(Stored data entries)
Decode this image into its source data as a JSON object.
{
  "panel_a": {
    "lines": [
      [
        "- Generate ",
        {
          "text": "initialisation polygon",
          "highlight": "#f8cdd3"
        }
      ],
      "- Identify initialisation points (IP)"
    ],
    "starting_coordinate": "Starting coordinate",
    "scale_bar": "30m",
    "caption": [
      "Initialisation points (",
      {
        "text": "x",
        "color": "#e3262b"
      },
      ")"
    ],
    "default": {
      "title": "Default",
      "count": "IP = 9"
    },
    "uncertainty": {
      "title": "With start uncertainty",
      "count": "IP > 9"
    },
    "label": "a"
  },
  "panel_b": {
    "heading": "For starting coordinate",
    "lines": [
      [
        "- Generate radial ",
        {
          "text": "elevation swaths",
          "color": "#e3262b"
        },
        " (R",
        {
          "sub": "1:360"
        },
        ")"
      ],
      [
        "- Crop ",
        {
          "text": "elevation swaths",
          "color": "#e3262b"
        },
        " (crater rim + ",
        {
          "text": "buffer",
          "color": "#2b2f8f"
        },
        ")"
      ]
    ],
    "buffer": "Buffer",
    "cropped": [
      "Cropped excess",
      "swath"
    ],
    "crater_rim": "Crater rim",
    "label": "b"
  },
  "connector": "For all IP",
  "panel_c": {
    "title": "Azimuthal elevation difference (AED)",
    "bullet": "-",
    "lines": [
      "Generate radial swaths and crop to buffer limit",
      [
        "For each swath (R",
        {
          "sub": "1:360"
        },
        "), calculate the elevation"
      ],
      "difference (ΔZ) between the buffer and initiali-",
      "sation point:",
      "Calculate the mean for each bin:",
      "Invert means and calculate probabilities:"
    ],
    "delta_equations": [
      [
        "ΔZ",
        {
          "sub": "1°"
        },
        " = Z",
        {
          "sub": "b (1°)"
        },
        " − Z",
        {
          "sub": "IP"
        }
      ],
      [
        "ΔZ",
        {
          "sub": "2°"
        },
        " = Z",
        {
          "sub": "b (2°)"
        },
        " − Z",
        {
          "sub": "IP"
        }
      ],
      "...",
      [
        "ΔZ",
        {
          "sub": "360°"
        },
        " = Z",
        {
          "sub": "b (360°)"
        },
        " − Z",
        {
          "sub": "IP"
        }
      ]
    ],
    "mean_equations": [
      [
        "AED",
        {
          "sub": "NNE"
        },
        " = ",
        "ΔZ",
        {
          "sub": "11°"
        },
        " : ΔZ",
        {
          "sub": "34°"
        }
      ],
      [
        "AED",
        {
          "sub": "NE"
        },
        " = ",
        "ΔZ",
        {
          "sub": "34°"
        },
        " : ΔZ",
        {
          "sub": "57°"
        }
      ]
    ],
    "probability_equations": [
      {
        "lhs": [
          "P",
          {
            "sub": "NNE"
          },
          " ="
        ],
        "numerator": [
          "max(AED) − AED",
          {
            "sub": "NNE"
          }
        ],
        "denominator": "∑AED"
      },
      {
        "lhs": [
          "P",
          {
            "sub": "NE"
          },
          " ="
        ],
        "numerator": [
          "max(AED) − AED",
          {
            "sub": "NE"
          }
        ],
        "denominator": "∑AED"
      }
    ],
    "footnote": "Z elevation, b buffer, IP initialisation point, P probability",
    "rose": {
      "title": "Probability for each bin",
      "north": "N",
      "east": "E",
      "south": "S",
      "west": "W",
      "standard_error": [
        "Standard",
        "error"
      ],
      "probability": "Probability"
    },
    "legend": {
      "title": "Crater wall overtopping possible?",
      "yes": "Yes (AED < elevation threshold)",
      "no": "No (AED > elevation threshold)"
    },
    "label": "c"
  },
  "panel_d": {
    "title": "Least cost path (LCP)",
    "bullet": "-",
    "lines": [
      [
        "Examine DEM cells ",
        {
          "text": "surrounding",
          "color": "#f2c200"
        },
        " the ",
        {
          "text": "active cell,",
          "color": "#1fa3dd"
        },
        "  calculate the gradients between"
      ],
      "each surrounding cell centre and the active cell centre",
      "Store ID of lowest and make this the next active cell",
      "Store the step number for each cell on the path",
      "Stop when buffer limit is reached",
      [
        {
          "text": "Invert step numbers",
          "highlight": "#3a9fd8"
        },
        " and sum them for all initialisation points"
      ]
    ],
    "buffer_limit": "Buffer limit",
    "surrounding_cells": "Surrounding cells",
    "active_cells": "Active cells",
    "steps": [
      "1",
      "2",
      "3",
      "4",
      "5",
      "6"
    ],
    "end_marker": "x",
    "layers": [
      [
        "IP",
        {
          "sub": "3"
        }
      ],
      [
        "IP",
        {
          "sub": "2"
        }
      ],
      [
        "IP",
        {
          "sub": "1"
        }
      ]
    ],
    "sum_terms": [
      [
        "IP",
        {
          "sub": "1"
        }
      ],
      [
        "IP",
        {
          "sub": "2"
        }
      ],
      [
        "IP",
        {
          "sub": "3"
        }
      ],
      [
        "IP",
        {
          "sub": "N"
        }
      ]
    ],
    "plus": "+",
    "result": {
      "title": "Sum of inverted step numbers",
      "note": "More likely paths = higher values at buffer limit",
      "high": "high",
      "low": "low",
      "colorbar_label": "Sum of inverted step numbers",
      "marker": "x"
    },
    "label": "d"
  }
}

WHAT THE TASK ASKS: Find the lines in the entries above where "this" occurs, and copy each of them.

WRITTEN RESPONSE:
Decode this image into its source data as a JSON object.
      "Store ID of lowest and make this the next active cell",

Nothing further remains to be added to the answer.